**Exercise objective**
All lines in the data bearing the string "Amiag" should be identified and copied.

[Data excerpts]
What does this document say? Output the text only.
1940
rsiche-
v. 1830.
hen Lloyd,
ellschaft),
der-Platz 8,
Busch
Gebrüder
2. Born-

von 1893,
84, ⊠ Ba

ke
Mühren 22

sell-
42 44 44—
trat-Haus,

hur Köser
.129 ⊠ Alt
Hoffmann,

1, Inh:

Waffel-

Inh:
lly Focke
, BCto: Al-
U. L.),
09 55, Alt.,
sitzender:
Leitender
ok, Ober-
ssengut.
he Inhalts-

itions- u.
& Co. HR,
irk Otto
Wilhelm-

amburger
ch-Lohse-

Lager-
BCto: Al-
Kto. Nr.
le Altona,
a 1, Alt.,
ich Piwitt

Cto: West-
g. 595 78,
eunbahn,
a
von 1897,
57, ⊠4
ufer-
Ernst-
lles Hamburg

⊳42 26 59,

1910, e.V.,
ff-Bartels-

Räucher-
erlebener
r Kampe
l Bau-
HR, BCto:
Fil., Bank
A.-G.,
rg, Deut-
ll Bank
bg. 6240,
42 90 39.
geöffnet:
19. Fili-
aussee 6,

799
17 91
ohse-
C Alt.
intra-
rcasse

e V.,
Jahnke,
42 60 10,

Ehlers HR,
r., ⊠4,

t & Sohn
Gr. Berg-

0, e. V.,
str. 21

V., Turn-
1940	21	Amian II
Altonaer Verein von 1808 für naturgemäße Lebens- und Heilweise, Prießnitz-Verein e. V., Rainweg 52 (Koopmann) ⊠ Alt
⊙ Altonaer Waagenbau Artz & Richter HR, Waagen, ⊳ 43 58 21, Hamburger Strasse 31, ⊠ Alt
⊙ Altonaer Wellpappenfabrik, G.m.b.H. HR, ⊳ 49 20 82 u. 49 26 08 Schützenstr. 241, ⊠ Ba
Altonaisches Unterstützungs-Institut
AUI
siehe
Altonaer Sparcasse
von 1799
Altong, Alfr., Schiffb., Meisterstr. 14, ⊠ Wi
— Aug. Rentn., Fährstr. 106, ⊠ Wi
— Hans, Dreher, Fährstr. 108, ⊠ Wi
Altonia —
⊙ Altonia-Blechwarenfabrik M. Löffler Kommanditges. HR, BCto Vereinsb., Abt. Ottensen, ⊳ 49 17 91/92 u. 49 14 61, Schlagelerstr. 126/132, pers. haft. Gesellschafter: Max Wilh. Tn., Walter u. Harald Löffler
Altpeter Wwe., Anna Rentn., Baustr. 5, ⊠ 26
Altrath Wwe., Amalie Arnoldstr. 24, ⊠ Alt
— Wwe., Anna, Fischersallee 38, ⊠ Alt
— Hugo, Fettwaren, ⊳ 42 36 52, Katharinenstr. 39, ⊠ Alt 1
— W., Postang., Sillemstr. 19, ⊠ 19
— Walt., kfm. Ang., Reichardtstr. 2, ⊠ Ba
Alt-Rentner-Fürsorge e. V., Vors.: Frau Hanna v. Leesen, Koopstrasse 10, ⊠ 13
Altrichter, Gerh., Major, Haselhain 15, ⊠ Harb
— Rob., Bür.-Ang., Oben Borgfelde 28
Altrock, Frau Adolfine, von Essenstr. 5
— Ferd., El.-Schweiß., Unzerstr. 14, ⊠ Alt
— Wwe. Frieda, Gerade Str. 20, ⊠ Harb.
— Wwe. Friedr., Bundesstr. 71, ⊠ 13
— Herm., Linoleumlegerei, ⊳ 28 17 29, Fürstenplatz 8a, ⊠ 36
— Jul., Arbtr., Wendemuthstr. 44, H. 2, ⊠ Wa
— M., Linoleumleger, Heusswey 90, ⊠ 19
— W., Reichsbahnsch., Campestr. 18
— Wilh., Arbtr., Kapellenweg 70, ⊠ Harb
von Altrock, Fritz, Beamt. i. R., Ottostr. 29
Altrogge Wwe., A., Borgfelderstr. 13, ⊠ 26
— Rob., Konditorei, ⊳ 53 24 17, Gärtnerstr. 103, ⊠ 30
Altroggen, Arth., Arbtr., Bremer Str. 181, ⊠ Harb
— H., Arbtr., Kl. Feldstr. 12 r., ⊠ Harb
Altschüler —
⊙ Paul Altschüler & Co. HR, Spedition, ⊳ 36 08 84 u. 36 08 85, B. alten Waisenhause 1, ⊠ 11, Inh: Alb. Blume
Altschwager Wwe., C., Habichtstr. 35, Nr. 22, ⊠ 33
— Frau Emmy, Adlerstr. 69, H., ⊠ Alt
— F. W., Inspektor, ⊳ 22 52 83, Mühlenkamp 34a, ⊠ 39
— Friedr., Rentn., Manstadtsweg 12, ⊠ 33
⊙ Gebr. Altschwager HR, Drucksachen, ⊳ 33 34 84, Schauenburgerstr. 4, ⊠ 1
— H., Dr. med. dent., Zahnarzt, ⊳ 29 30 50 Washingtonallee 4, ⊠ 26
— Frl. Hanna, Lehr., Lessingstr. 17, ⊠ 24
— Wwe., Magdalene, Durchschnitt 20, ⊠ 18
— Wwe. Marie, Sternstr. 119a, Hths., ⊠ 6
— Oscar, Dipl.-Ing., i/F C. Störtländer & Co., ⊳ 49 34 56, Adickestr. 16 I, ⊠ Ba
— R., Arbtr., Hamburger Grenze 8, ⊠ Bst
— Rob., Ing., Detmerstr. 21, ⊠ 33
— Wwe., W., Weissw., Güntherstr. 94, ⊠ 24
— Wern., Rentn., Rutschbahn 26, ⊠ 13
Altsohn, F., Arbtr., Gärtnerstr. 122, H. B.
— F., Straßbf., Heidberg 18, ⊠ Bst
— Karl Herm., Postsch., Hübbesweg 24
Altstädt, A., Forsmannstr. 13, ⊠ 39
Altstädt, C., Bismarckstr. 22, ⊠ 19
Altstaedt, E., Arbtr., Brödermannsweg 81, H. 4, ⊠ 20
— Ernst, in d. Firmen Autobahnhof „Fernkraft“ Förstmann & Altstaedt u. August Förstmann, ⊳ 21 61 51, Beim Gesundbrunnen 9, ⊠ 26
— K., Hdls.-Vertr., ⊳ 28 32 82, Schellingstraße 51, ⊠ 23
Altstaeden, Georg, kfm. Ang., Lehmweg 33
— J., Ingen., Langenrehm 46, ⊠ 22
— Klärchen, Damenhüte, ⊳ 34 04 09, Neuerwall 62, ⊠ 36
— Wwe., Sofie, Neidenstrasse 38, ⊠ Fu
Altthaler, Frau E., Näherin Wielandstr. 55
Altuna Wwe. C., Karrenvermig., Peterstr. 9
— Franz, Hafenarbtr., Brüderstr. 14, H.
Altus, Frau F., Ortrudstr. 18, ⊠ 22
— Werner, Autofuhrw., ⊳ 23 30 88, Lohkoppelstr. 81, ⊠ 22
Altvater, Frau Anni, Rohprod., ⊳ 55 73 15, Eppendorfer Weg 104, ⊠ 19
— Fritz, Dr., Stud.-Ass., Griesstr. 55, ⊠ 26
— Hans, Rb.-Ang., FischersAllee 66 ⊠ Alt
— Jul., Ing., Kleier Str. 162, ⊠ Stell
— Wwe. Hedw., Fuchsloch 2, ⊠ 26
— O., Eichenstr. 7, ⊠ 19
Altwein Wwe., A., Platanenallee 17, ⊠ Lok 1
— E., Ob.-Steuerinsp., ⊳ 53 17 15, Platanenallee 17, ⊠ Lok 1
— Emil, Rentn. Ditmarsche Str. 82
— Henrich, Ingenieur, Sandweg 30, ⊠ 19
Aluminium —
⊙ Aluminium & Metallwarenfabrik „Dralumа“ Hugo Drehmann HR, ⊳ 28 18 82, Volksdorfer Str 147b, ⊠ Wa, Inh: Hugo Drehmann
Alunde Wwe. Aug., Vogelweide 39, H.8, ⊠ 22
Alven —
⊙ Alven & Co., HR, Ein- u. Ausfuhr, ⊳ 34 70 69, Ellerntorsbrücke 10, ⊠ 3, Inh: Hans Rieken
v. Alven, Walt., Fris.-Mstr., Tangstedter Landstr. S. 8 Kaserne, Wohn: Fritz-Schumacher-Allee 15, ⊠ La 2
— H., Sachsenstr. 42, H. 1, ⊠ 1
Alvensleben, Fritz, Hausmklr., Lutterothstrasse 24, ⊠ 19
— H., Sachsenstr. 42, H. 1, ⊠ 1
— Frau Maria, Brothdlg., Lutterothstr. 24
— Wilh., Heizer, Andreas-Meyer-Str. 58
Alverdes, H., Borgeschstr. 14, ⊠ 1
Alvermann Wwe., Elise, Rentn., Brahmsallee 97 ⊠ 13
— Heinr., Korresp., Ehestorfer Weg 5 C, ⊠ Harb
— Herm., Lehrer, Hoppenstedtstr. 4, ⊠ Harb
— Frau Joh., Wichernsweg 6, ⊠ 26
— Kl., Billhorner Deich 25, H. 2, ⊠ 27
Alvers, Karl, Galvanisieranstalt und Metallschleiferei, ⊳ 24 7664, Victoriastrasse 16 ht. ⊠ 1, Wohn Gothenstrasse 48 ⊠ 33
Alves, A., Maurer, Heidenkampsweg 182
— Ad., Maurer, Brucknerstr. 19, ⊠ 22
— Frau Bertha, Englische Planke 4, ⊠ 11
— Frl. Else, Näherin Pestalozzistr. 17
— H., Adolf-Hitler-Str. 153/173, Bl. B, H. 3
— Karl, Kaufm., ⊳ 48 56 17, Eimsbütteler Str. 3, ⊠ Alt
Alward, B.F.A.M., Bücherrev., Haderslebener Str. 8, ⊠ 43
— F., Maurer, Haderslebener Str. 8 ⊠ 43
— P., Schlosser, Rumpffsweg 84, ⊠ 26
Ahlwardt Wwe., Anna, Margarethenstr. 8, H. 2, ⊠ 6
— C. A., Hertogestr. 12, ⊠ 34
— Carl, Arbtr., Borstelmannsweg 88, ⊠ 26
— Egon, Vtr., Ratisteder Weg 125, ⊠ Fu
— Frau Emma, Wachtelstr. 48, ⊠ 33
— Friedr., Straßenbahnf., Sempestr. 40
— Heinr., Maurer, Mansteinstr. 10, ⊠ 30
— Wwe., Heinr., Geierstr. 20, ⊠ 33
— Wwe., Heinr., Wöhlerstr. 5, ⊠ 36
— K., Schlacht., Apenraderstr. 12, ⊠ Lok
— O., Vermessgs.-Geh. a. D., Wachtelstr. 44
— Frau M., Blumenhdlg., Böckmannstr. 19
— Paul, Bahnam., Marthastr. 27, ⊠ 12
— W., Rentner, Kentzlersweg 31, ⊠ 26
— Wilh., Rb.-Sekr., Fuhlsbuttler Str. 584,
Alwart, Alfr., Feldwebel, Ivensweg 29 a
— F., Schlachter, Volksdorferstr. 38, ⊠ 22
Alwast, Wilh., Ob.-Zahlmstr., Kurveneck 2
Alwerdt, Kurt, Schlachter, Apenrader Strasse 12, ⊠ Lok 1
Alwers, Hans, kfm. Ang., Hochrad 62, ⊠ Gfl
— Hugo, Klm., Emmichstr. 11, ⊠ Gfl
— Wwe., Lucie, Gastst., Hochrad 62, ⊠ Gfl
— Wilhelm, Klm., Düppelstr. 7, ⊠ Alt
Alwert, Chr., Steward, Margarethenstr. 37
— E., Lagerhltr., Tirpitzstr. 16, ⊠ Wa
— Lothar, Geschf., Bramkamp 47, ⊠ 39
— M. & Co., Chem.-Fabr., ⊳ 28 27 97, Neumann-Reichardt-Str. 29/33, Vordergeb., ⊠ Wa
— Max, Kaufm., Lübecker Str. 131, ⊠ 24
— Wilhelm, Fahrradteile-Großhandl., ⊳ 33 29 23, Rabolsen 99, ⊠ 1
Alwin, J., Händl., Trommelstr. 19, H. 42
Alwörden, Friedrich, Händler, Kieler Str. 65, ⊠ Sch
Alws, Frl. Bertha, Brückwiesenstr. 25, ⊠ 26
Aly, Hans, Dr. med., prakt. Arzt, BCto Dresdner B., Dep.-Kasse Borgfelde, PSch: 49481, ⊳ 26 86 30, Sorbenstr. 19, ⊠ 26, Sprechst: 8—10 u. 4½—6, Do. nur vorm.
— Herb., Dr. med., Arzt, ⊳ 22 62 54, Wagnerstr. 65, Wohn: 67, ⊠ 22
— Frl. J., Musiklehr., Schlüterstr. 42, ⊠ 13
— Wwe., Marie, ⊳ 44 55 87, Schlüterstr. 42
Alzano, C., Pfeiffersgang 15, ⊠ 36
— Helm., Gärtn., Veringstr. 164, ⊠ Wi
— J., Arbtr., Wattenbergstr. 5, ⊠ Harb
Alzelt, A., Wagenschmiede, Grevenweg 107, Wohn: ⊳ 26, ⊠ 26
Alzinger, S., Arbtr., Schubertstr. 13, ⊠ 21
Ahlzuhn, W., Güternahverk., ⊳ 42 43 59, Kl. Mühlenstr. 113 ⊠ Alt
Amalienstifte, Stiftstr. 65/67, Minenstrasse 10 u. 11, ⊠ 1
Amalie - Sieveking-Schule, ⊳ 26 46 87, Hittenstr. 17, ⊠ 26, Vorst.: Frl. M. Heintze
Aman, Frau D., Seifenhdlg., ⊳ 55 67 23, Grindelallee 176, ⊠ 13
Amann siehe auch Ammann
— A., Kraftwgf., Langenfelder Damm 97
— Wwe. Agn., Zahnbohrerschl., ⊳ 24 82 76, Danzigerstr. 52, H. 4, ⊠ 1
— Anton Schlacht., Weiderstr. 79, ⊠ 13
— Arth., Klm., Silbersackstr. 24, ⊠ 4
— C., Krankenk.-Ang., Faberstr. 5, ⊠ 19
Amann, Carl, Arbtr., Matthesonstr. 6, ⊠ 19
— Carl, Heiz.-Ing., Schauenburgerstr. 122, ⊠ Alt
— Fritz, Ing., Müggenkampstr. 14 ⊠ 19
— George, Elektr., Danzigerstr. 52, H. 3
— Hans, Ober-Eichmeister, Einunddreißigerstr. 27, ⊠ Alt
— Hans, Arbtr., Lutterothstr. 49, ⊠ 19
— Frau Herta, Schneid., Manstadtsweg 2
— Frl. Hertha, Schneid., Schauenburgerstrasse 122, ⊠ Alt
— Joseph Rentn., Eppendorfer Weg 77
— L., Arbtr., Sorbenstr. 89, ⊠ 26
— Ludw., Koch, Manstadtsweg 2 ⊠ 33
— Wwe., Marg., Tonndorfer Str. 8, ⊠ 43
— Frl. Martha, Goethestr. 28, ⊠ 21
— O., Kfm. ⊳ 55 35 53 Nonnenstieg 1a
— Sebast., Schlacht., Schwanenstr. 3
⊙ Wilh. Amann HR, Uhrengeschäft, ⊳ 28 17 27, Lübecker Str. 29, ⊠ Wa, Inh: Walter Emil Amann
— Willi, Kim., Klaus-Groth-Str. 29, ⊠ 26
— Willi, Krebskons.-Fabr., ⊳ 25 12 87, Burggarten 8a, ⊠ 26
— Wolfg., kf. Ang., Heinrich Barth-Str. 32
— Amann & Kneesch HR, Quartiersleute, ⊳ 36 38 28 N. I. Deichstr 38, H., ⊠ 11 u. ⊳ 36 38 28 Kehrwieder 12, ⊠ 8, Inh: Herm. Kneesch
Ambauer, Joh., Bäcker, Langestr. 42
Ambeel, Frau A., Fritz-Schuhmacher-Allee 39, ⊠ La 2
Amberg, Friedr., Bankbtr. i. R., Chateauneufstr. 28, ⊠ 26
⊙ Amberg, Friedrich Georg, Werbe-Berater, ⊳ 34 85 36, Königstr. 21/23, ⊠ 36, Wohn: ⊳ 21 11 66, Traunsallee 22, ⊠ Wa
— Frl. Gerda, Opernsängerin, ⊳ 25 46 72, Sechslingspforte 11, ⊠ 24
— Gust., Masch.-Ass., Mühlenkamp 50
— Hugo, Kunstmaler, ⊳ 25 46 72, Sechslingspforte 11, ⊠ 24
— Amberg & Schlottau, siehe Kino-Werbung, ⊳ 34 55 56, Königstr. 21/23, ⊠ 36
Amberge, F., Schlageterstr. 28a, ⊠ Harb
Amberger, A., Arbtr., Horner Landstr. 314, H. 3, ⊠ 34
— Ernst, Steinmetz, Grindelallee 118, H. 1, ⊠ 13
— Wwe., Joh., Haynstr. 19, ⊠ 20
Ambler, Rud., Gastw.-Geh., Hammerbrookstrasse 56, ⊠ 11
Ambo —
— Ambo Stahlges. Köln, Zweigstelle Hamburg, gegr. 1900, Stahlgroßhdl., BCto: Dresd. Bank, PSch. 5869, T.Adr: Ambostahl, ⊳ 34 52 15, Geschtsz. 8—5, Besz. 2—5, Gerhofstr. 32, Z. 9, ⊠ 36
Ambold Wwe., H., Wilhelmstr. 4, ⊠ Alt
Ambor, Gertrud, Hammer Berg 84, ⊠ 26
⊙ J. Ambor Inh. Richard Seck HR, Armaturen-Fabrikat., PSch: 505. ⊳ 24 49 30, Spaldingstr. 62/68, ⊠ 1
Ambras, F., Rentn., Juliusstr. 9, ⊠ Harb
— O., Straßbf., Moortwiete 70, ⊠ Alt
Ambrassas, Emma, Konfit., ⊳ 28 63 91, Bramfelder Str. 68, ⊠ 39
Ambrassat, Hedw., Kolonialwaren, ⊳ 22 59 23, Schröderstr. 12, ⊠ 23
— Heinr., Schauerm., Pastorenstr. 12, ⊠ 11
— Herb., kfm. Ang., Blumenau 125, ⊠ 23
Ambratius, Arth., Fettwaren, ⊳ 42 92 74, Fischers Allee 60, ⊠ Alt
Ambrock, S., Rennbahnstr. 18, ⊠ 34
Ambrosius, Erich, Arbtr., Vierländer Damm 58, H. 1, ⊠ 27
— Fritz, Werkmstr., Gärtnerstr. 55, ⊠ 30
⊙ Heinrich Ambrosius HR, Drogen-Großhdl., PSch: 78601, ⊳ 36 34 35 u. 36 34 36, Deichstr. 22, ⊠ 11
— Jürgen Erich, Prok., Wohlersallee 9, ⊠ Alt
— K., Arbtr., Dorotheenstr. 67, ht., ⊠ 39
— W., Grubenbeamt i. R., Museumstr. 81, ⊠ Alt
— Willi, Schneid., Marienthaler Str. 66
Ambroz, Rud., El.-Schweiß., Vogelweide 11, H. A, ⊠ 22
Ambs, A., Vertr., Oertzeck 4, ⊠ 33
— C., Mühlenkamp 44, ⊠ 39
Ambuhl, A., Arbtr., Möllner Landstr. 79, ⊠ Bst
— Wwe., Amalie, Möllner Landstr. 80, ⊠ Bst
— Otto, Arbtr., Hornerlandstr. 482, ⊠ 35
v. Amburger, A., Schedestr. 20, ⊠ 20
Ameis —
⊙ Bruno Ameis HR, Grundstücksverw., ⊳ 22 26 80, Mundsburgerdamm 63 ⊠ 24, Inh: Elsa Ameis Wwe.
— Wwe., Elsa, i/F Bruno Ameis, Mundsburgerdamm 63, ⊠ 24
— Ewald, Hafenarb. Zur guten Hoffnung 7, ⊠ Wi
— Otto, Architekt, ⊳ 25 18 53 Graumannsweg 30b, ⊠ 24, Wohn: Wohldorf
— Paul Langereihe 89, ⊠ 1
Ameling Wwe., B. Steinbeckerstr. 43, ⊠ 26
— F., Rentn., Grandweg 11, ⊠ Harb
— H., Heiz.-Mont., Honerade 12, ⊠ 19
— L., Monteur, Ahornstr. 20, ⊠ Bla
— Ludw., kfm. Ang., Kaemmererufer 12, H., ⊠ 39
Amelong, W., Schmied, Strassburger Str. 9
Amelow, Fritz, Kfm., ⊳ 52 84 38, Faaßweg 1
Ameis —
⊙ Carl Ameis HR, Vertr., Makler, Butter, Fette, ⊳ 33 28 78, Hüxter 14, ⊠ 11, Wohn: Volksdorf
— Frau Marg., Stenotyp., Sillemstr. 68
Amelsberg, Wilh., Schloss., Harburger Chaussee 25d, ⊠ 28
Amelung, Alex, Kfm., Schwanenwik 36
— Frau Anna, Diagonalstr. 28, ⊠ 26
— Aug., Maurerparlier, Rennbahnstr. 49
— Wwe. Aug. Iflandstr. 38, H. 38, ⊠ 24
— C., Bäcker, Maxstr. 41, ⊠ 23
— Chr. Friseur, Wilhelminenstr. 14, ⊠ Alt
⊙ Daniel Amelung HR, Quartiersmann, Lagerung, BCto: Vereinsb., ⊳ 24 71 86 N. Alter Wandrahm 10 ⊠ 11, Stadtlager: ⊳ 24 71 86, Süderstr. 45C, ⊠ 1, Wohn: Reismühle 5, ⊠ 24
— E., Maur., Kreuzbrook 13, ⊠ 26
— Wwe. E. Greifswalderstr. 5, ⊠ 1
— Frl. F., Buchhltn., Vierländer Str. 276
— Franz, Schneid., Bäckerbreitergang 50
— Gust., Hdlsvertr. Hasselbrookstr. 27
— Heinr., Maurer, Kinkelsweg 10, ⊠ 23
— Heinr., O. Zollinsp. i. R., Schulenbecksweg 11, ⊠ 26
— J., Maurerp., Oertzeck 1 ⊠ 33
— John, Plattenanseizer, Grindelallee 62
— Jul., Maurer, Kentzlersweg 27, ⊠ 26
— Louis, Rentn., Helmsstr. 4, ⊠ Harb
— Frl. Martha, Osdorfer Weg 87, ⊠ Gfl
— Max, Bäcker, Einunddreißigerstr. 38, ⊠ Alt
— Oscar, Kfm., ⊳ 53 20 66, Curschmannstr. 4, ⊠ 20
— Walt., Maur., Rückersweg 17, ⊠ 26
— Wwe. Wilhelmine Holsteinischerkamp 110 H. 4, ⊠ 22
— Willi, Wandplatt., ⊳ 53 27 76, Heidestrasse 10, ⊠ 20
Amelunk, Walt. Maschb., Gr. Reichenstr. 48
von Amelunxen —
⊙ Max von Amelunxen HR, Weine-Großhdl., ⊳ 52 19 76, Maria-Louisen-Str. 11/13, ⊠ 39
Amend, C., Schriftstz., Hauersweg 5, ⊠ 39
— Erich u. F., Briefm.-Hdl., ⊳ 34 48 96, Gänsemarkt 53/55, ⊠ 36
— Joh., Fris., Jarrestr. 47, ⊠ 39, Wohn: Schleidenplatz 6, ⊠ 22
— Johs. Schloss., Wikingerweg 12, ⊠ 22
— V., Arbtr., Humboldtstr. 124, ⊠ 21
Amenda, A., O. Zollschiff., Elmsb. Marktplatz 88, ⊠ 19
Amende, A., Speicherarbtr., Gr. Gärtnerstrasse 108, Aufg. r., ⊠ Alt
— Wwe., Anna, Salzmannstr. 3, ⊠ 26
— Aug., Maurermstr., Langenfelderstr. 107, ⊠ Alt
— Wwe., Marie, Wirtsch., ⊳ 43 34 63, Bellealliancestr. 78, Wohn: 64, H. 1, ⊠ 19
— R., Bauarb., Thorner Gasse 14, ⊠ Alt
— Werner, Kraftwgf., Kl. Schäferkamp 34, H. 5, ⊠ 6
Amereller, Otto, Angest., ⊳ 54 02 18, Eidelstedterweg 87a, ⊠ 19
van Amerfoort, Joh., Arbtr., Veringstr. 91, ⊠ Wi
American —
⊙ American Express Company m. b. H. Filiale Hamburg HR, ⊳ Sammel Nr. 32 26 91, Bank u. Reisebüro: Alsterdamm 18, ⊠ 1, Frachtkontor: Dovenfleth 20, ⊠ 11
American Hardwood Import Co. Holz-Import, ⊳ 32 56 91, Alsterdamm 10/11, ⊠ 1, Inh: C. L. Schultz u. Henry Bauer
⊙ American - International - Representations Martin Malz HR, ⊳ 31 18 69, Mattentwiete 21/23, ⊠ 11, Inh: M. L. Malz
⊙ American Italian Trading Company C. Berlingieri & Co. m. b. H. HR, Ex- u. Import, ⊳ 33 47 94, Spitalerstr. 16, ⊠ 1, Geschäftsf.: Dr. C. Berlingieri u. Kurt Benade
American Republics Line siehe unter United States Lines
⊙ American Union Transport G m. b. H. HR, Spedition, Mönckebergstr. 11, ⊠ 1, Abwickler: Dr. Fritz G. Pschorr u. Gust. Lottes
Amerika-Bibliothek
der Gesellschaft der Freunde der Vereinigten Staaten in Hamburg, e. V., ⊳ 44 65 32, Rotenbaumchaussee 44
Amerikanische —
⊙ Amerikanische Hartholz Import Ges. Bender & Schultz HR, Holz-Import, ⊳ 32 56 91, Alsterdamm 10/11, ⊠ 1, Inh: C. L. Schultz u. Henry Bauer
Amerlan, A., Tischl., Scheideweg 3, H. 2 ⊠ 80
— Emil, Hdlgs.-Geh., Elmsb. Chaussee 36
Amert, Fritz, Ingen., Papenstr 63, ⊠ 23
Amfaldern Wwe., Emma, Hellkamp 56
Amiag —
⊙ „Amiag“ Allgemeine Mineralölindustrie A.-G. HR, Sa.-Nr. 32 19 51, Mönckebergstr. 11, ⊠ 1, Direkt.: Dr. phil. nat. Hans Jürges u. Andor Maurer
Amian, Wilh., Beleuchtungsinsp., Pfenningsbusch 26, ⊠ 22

**Answer to the exercise**
Amiag —
⊙ „Amiag“ Allgemeine Mineralölindustrie A.-G. HR, Sa.-Nr. 32 19 51, Mönckebergstr. 11, ⊠ 1, Direkt.: Dr. phil. nat. Hans Jürges u. Andor Maurer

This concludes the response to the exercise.